**WHAT THE EXERCISE ASKS:** How many of the lines that follow contain the word "ferroviaire"? Give only the number.

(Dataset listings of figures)

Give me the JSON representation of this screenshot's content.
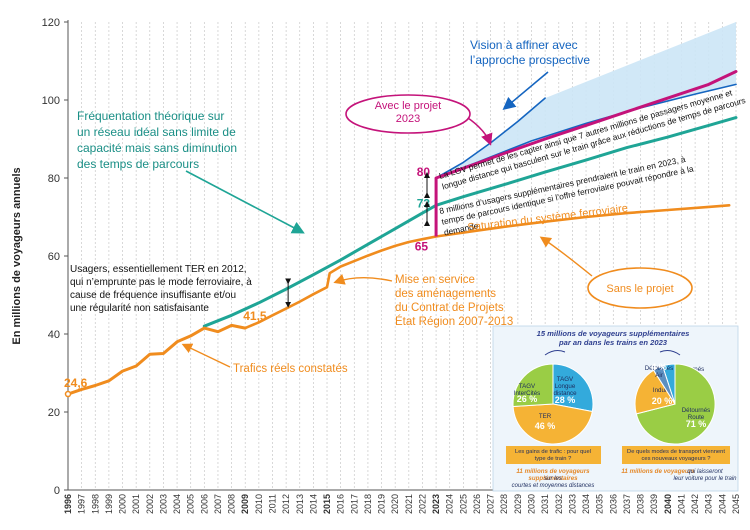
{
  "chart_data": {
    "type": "line",
    "ylabel": "En millions de voyageurs annuels",
    "ylim": [
      0,
      120
    ],
    "yticks": [
      0,
      20,
      40,
      60,
      80,
      100,
      120
    ],
    "xlim": [
      1996,
      2045
    ],
    "x_labels": [
      "1996",
      "1997",
      "1998",
      "1999",
      "2000",
      "2001",
      "2002",
      "2003",
      "2004",
      "2005",
      "2006",
      "2007",
      "2008",
      "2009",
      "2010",
      "2011",
      "2012",
      "2013",
      "2014",
      "2015",
      "2016",
      "2017",
      "2018",
      "2019",
      "2020",
      "2021",
      "2022",
      "2023",
      "2024",
      "2025",
      "2026",
      "2027",
      "2028",
      "2029",
      "2030",
      "2031",
      "2032",
      "2033",
      "2034",
      "2035",
      "2036",
      "2037",
      "2038",
      "2039",
      "2040",
      "2041",
      "2042",
      "2043",
      "2044",
      "2045"
    ],
    "bold_x_labels": [
      "1996",
      "2009",
      "2015",
      "2023",
      "2040"
    ],
    "grid": "vertical dashed",
    "series": [
      {
        "key": "actual",
        "color": "#f08c1e",
        "points": [
          [
            1996,
            24.6
          ],
          [
            1997,
            25.8
          ],
          [
            1998,
            26.8
          ],
          [
            1999,
            28
          ],
          [
            2000,
            30.5
          ],
          [
            2001,
            31.8
          ],
          [
            2002,
            34.8
          ],
          [
            2003,
            35
          ],
          [
            2004,
            38
          ],
          [
            2005,
            39.5
          ],
          [
            2006,
            41.5
          ],
          [
            2007,
            40.6
          ],
          [
            2008,
            42.2
          ],
          [
            2009,
            41.5
          ]
        ]
      },
      {
        "key": "sans_projet",
        "color": "#f08c1e",
        "points": [
          [
            2009,
            41.5
          ],
          [
            2010,
            43
          ],
          [
            2011,
            44.8
          ],
          [
            2012,
            46.5
          ],
          [
            2013,
            48.3
          ],
          [
            2014,
            50.2
          ],
          [
            2015,
            52
          ],
          [
            2015.2,
            55.6
          ],
          [
            2016,
            57.3
          ],
          [
            2017,
            58.7
          ],
          [
            2018,
            60.1
          ],
          [
            2019,
            61.4
          ],
          [
            2020,
            62.6
          ],
          [
            2021,
            63.6
          ],
          [
            2022,
            64.3
          ],
          [
            2023,
            65
          ],
          [
            2025,
            66
          ],
          [
            2028,
            67.5
          ],
          [
            2031,
            68.8
          ],
          [
            2034,
            70
          ],
          [
            2037,
            71
          ],
          [
            2040,
            71.8
          ],
          [
            2043,
            72.6
          ],
          [
            2044.5,
            73
          ]
        ]
      },
      {
        "key": "theorique",
        "color": "#1fa596",
        "points": [
          [
            2006,
            42
          ],
          [
            2008,
            44.8
          ],
          [
            2010,
            48
          ],
          [
            2012,
            51.5
          ],
          [
            2014,
            55.2
          ],
          [
            2016,
            59
          ],
          [
            2018,
            63
          ],
          [
            2020,
            67
          ],
          [
            2022,
            71
          ],
          [
            2023,
            73
          ],
          [
            2025,
            75.2
          ],
          [
            2028,
            78.3
          ],
          [
            2031,
            81.5
          ],
          [
            2034,
            84.6
          ],
          [
            2037,
            87.8
          ],
          [
            2040,
            90.5
          ],
          [
            2043,
            93.5
          ],
          [
            2045,
            95.5
          ]
        ]
      },
      {
        "key": "avec_projet",
        "color": "#c4137a",
        "points": [
          [
            2023,
            80
          ],
          [
            2025,
            82.5
          ],
          [
            2028,
            86.3
          ],
          [
            2031,
            90
          ],
          [
            2034,
            93.5
          ],
          [
            2037,
            97
          ],
          [
            2040,
            100.5
          ],
          [
            2043,
            104
          ],
          [
            2045,
            107.3
          ]
        ]
      },
      {
        "key": "prospective",
        "color": "#1565c0",
        "points": [
          [
            2023,
            80
          ],
          [
            2025,
            84
          ],
          [
            2027,
            89
          ],
          [
            2029,
            94.5
          ],
          [
            2031,
            100.5
          ]
        ]
      },
      {
        "key": "prospective_lower",
        "color": "#1565c0",
        "points": [
          [
            2023,
            80
          ],
          [
            2026,
            84
          ],
          [
            2030,
            89.5
          ],
          [
            2034,
            94
          ],
          [
            2038,
            98
          ],
          [
            2042,
            101.5
          ],
          [
            2045,
            104
          ]
        ]
      }
    ],
    "point_labels": [
      {
        "text": "24,6",
        "x": 1996,
        "y": 24.6,
        "color": "#f08c1e"
      },
      {
        "text": "41,5",
        "x": 2009,
        "y": 41.5,
        "color": "#f08c1e"
      },
      {
        "text": "80",
        "x": 2023,
        "y": 80,
        "color": "#c4137a"
      },
      {
        "text": "73",
        "x": 2023,
        "y": 73,
        "color": "#1fa596"
      },
      {
        "text": "65",
        "x": 2023,
        "y": 65,
        "color": "#c4137a"
      }
    ],
    "annotations": {
      "vision_title": "Vision à affiner avec\nl’approche prospective",
      "theorique": "Fréquentation théorique sur\nun réseau idéal sans limite de\ncapacité mais sans diminution\ndes temps de parcours",
      "avec_projet": "Avec le projet\n2023",
      "lgv_note": "La LGV permet de les capter ainsi que 7 autres millions de passagers moyenne et\nlongue distance qui basculent sur le train grâce aux réductions de temps de parcours",
      "usagers_note": "8 millions d’usagers supplémentaires prendraient le train en 2023, à\ntemps de parcours identique si l’offre ferroviaire pouvait répondre à la\ndemande",
      "saturation": "Saturation du système ferroviaire",
      "usagers_ter": "Usagers, essentiellement TER en 2012,\nqui n’emprunte pas le mode ferroviaire, à\ncause de fréquence insuffisante et/ou\nune régularité non satisfaisante",
      "mise_en_service": "Mise en service\ndes aménagements\ndu Contrat de Projets\nÉtat Région 2007-2013",
      "sans_projet": "Sans le projet",
      "trafics_reels": "Trafics réels constatés"
    },
    "inset": {
      "title": "15 millions de voyageurs supplémentaires\npar an dans les trains en 2023",
      "pie_left": {
        "slices": [
          {
            "label": "TAGV\nLongue\ndistance",
            "value": 28,
            "text": "28 %",
            "color": "#33aadc"
          },
          {
            "label": "TER",
            "value": 46,
            "text": "46 %",
            "color": "#f5b335"
          },
          {
            "label": "TAGV\nInterCités",
            "value": 26,
            "text": "26 %",
            "color": "#9acd45"
          }
        ],
        "question": "Les gains de trafic : pour quel\ntype de train ?",
        "caption_em": "11 millions de voyageurs\nsupplémentaires",
        "caption_rest": " sur les\ncourtes et moyennes distances"
      },
      "pie_right": {
        "slices": [
          {
            "label": "Détournés\nCar",
            "value": 5,
            "text": "5 %",
            "color": "#33aadc"
          },
          {
            "label": "Détournés\nRoute",
            "value": 71,
            "text": "71 %",
            "color": "#9acd45"
          },
          {
            "label": "Induits",
            "value": 20,
            "text": "20 %",
            "color": "#f5b335"
          },
          {
            "label": "Détournés\nAir",
            "value": 4,
            "text": "4 %",
            "color": "#5c8fc0"
          }
        ],
        "question": "De quels modes de transport viennent\nces nouveaux voyageurs ?",
        "caption_em": "11 millions de voyageurs",
        "caption_rest": " qui laisseront\nleur voiture pour le train"
      }
    }
  }
}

**FULL RESPONSE:** 3